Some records
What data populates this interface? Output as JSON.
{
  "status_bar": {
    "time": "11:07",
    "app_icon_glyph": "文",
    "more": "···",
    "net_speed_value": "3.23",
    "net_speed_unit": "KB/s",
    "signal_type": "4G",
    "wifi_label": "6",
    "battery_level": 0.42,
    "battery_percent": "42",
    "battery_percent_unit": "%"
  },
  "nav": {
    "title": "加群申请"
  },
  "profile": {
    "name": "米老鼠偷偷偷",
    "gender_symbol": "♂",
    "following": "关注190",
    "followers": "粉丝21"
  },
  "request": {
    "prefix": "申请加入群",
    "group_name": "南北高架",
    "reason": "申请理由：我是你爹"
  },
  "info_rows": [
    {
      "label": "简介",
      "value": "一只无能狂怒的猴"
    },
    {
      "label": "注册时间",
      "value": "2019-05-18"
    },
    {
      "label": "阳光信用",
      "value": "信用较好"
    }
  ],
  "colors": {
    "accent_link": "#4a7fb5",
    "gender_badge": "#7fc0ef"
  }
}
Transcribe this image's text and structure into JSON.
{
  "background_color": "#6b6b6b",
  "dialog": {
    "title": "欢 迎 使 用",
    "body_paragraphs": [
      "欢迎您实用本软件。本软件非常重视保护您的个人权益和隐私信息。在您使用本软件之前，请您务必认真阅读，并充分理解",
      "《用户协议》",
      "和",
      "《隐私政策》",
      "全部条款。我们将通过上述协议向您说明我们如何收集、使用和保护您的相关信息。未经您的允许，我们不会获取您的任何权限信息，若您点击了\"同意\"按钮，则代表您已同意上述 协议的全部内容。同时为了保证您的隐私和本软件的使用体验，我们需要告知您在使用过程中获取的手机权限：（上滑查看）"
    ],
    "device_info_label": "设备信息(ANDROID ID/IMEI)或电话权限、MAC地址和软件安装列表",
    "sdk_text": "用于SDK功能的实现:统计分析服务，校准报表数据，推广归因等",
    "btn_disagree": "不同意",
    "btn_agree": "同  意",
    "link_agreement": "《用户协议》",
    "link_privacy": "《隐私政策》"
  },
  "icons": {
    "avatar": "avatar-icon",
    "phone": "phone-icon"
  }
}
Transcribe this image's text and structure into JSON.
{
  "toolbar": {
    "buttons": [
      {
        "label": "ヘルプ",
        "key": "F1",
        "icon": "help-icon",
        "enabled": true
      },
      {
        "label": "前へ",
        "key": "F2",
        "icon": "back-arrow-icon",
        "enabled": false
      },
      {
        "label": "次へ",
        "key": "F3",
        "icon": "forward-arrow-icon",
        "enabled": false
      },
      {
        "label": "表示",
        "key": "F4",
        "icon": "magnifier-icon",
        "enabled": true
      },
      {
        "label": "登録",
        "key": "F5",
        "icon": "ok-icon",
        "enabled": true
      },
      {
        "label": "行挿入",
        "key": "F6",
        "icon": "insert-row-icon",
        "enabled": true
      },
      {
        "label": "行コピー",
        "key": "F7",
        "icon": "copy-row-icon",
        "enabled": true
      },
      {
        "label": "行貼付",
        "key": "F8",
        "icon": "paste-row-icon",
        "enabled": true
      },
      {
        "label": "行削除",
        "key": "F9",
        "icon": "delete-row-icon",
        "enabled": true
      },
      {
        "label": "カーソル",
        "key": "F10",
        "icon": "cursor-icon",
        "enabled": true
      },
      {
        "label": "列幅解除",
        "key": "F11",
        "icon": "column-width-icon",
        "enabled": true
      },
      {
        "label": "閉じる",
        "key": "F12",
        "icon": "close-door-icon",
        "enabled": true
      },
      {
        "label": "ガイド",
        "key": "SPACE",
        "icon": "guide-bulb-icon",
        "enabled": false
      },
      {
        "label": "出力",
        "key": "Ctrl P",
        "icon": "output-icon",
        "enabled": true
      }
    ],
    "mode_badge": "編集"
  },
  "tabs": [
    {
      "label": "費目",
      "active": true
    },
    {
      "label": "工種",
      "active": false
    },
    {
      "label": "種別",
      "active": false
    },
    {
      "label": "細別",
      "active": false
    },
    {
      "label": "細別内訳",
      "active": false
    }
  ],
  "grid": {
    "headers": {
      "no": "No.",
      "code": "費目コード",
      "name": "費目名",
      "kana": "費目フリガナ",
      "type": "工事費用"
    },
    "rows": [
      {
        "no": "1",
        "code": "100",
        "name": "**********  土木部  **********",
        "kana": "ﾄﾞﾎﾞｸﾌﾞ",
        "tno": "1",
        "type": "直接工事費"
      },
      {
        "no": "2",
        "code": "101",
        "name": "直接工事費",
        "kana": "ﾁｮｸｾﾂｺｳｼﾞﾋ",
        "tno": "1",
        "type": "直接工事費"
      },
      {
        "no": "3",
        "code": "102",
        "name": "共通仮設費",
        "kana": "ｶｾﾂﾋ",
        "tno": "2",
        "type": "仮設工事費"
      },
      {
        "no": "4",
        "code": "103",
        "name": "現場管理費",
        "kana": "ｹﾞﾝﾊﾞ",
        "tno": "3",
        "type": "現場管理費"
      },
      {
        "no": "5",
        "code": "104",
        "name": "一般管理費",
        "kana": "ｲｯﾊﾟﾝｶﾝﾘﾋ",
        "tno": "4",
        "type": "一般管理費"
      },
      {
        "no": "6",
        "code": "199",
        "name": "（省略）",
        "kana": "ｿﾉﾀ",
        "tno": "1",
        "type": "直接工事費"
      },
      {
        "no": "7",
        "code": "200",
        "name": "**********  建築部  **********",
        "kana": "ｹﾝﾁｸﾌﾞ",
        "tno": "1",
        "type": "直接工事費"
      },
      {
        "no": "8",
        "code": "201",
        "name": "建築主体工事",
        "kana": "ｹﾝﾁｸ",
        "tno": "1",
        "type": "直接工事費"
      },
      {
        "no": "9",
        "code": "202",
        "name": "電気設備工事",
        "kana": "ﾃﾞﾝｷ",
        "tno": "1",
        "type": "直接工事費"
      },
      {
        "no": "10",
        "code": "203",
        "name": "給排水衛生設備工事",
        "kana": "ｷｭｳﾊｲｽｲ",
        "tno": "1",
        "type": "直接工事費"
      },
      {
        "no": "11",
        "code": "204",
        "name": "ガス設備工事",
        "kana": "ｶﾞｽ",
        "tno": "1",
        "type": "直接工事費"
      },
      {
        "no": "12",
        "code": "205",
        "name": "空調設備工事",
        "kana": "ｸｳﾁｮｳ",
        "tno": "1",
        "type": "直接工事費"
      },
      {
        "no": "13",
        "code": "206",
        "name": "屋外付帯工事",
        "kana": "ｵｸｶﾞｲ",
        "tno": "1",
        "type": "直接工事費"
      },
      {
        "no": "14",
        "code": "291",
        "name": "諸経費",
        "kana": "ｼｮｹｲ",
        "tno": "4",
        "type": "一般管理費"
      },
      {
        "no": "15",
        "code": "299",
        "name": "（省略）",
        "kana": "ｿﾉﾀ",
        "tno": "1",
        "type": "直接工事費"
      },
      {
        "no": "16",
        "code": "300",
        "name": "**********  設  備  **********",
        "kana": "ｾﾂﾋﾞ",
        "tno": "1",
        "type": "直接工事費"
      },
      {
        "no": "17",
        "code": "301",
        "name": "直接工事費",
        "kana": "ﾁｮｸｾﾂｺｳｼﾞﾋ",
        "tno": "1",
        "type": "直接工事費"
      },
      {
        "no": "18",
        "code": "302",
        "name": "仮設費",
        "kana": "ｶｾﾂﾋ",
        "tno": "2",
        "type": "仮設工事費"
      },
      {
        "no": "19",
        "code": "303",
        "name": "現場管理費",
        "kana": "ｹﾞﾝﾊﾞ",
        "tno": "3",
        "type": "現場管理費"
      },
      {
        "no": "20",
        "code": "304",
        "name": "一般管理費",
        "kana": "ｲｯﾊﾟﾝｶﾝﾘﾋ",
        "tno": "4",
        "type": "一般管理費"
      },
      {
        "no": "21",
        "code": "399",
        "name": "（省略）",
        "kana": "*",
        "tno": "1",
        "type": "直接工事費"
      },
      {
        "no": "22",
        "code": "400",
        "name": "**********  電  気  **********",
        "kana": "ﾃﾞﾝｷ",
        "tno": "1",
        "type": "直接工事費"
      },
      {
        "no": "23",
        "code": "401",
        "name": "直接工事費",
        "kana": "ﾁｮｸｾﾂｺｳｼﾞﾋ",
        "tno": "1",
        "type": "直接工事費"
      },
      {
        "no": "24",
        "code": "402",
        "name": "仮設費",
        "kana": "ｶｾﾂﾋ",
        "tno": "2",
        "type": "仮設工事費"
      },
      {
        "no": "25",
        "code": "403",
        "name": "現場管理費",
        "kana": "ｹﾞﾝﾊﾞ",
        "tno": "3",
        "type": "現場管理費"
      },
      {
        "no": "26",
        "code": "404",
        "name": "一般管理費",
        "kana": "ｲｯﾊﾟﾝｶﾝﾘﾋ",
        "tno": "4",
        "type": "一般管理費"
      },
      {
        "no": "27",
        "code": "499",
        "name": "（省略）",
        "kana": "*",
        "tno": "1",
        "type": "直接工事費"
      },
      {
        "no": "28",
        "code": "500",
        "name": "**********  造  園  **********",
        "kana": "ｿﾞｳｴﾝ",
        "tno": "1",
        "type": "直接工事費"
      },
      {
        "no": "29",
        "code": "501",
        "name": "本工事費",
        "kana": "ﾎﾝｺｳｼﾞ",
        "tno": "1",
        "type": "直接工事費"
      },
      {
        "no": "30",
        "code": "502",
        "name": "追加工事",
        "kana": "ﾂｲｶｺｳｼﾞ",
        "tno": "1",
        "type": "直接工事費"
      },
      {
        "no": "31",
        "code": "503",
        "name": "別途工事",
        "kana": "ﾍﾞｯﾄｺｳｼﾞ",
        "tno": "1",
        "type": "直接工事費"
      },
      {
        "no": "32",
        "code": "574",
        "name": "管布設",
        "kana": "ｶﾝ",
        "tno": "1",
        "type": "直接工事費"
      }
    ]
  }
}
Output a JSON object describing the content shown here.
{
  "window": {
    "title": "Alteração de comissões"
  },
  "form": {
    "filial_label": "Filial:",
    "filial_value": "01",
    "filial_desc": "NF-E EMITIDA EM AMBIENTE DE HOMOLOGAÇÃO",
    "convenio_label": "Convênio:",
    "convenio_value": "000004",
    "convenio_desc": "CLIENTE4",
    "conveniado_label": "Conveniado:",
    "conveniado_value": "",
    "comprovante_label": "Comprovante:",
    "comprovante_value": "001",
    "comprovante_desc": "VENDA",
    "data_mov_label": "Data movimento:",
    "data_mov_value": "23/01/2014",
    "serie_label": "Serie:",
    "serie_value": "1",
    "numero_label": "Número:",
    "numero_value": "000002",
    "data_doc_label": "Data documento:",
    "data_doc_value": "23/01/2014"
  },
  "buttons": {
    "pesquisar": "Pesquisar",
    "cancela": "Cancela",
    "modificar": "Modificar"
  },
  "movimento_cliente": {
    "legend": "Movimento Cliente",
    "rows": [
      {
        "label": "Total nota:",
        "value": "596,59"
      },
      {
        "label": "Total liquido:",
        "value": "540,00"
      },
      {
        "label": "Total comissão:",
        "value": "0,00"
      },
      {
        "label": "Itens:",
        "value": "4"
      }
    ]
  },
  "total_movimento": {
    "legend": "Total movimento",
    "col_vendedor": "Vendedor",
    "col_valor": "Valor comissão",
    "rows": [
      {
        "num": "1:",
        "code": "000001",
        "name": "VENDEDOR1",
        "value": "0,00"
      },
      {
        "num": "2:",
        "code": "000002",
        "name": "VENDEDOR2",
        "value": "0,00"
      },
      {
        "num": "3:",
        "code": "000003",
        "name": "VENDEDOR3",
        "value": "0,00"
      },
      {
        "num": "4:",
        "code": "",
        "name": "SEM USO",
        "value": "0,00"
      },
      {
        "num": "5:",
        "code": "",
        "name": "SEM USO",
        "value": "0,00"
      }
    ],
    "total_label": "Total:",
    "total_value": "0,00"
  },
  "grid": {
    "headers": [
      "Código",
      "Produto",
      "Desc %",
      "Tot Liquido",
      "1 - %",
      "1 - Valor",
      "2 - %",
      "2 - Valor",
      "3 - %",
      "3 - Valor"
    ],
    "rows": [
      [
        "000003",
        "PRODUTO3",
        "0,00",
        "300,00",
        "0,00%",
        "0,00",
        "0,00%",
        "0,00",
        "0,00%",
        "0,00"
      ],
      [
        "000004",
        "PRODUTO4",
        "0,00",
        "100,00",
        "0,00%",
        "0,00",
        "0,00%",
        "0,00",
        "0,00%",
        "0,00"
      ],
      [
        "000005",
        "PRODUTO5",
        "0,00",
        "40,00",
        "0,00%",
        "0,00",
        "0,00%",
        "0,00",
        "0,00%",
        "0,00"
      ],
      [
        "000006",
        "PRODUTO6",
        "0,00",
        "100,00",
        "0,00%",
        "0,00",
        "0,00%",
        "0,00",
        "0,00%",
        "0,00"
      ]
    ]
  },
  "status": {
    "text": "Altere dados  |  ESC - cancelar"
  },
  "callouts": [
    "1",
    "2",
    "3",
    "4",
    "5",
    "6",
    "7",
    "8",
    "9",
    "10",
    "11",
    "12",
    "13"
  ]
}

Your task: Examine the listing and say how many of its lines contain the string "title". Give the number alone.

Finished exercise: 3